### Data
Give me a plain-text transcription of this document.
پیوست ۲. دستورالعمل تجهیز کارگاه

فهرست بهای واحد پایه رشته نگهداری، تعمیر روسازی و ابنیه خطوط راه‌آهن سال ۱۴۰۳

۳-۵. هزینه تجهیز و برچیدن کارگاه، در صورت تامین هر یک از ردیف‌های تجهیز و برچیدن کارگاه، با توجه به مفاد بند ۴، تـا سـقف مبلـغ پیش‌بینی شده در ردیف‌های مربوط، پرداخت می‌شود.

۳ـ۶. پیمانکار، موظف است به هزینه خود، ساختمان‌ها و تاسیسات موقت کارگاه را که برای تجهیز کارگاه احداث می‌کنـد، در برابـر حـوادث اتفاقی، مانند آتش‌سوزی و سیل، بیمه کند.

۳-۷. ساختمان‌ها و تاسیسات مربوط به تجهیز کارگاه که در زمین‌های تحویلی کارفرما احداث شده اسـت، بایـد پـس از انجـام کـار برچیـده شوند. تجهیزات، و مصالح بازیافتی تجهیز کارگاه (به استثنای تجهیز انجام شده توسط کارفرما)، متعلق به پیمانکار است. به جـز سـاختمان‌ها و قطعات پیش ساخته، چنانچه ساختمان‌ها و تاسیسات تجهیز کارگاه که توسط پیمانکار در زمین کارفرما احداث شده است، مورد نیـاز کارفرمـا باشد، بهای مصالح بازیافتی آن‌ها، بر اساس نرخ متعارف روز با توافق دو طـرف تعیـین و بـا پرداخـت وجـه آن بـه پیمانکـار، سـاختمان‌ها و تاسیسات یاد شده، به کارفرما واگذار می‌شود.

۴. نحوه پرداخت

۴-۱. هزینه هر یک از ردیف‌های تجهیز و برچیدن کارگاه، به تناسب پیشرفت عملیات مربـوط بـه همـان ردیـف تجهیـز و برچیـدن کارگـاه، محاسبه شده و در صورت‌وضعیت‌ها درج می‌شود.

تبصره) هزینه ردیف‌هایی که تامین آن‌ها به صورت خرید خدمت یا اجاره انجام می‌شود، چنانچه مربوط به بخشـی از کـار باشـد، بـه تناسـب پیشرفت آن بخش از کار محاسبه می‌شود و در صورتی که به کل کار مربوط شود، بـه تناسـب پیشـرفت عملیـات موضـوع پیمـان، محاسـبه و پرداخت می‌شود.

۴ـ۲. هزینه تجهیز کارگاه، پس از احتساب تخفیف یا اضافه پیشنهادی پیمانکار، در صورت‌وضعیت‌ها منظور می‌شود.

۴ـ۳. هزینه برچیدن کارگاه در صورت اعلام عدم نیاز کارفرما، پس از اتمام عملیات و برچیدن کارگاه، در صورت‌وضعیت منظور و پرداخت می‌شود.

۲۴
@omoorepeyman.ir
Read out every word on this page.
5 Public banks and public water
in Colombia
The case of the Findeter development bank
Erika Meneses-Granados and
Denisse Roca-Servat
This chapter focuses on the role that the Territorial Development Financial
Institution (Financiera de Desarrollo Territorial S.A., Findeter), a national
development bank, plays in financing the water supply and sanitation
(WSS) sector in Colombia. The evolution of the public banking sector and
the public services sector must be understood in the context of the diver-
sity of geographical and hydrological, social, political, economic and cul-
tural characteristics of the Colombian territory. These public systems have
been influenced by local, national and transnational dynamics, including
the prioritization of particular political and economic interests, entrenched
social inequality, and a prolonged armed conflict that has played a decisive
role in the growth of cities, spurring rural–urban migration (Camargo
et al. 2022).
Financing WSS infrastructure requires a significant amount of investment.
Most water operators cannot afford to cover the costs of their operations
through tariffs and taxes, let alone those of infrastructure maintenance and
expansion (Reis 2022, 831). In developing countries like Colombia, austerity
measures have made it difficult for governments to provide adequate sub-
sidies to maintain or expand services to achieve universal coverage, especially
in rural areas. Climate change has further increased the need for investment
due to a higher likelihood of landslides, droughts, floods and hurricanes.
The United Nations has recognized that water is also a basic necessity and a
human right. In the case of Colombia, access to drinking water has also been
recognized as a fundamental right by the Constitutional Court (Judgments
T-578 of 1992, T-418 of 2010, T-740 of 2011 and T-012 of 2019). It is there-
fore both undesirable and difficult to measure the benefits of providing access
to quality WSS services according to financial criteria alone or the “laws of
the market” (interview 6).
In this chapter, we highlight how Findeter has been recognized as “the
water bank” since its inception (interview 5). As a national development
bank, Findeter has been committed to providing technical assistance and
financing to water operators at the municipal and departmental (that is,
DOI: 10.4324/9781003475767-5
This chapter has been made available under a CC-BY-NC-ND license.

### What is needed
Quote the listing in full, please, keeping every line exact.

### Exercise answer
Give me a plain-text transcription of this document.
پیوست ۲. دستورالعمل تجهیز کارگاه

فهرست بهای واحد پایه رشته نگهداری، تعمیر روسازی و ابنیه خطوط راه‌آهن سال ۱۴۰۳

۳-۵. هزینه تجهیز و برچیدن کارگاه، در صورت تامین هر یک از ردیف‌های تجهیز و برچیدن کارگاه، با توجه به مفاد بند ۴، تـا سـقف مبلـغ پیش‌بینی شده در ردیف‌های مربوط، پرداخت می‌شود.

۳ـ۶. پیمانکار، موظف است به هزینه خود، ساختمان‌ها و تاسیسات موقت کارگاه را که برای تجهیز کارگاه احداث می‌کنـد، در برابـر حـوادث اتفاقی، مانند آتش‌سوزی و سیل، بیمه کند.

۳-۷. ساختمان‌ها و تاسیسات مربوط به تجهیز کارگاه که در زمین‌های تحویلی کارفرما احداث شده اسـت، بایـد پـس از انجـام کـار برچیـده شوند. تجهیزات، و مصالح بازیافتی تجهیز کارگاه (به استثنای تجهیز انجام شده توسط کارفرما)، متعلق به پیمانکار است. به جـز سـاختمان‌ها و قطعات پیش ساخته، چنانچه ساختمان‌ها و تاسیسات تجهیز کارگاه که توسط پیمانکار در زمین کارفرما احداث شده است، مورد نیـاز کارفرمـا باشد، بهای مصالح بازیافتی آن‌ها، بر اساس نرخ متعارف روز با توافق دو طـرف تعیـین و بـا پرداخـت وجـه آن بـه پیمانکـار، سـاختمان‌ها و تاسیسات یاد شده، به کارفرما واگذار می‌شود.

۴. نحوه پرداخت

۴-۱. هزینه هر یک از ردیف‌های تجهیز و برچیدن کارگاه، به تناسب پیشرفت عملیات مربـوط بـه همـان ردیـف تجهیـز و برچیـدن کارگـاه، محاسبه شده و در صورت‌وضعیت‌ها درج می‌شود.

تبصره) هزینه ردیف‌هایی که تامین آن‌ها به صورت خرید خدمت یا اجاره انجام می‌شود، چنانچه مربوط به بخشـی از کـار باشـد، بـه تناسـب پیشرفت آن بخش از کار محاسبه می‌شود و در صورتی که به کل کار مربوط شود، بـه تناسـب پیشـرفت عملیـات موضـوع پیمـان، محاسـبه و پرداخت می‌شود.

۴ـ۲. هزینه تجهیز کارگاه، پس از احتساب تخفیف یا اضافه پیشنهادی پیمانکار، در صورت‌وضعیت‌ها منظور می‌شود.

۴ـ۳. هزینه برچیدن کارگاه در صورت اعلام عدم نیاز کارفرما، پس از اتمام عملیات و برچیدن کارگاه، در صورت‌وضعیت منظور و پرداخت می‌شود.

۲۴
@omoorepeyman.ir
Read out every word on this page.
5 Public banks and public water
in Colombia
The case of the Findeter development bank
Erika Meneses-Granados and
Denisse Roca-Servat
This chapter focuses on the role that the Territorial Development Financial
Institution (Financiera de Desarrollo Territorial S.A., Findeter), a national
development bank, plays in financing the water supply and sanitation
(WSS) sector in Colombia. The evolution of the public banking sector and
the public services sector must be understood in the context of the diver-
sity of geographical and hydrological, social, political, economic and cul-
tural characteristics of the Colombian territory. These public systems have
been influenced by local, national and transnational dynamics, including
the prioritization of particular political and economic interests, entrenched
social inequality, and a prolonged armed conflict that has played a decisive
role in the growth of cities, spurring rural–urban migration (Camargo
et al. 2022).
Financing WSS infrastructure requires a significant amount of investment.
Most water operators cannot afford to cover the costs of their operations
through tariffs and taxes, let alone those of infrastructure maintenance and
expansion (Reis 2022, 831). In developing countries like Colombia, austerity
measures have made it difficult for governments to provide adequate sub-
sidies to maintain or expand services to achieve universal coverage, especially
in rural areas. Climate change has further increased the need for investment
due to a higher likelihood of landslides, droughts, floods and hurricanes.
The United Nations has recognized that water is also a basic necessity and a
human right. In the case of Colombia, access to drinking water has also been
recognized as a fundamental right by the Constitutional Court (Judgments
T-578 of 1992, T-418 of 2010, T-740 of 2011 and T-012 of 2019). It is there-
fore both undesirable and difficult to measure the benefits of providing access
to quality WSS services according to financial criteria alone or the “laws of
the market” (interview 6).
In this chapter, we highlight how Findeter has been recognized as “the
water bank” since its inception (interview 5). As a national development
bank, Findeter has been committed to providing technical assistance and
financing to water operators at the municipal and departmental (that is,
DOI: 10.4324/9781003475767-5
This chapter has been made available under a CC-BY-NC-ND license.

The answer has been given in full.